● **EXERCISE TASK**: Present each line of the entries below that holds the word "attestordning".

Stored items from a collection:
-=-=-=-=-

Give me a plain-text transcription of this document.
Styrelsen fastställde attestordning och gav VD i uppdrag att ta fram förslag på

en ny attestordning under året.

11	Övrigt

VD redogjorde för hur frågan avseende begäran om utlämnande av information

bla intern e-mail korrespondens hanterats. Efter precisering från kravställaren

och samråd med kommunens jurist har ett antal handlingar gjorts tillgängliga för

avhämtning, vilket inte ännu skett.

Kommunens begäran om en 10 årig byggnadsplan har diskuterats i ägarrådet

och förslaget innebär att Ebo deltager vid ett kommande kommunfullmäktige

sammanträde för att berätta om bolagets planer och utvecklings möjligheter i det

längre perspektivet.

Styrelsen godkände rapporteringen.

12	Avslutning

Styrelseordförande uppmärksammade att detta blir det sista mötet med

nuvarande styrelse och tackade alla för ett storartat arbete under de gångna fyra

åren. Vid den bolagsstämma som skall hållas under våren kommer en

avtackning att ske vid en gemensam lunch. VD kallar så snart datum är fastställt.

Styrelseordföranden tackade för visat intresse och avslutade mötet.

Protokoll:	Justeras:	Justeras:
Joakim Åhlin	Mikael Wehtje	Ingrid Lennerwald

-=-=-=-=-

● **OUTPUT BELOW**:
Styrelsen fastställde attestordning och gav VD i uppdrag att ta fram förslag på
en ny attestordning under året.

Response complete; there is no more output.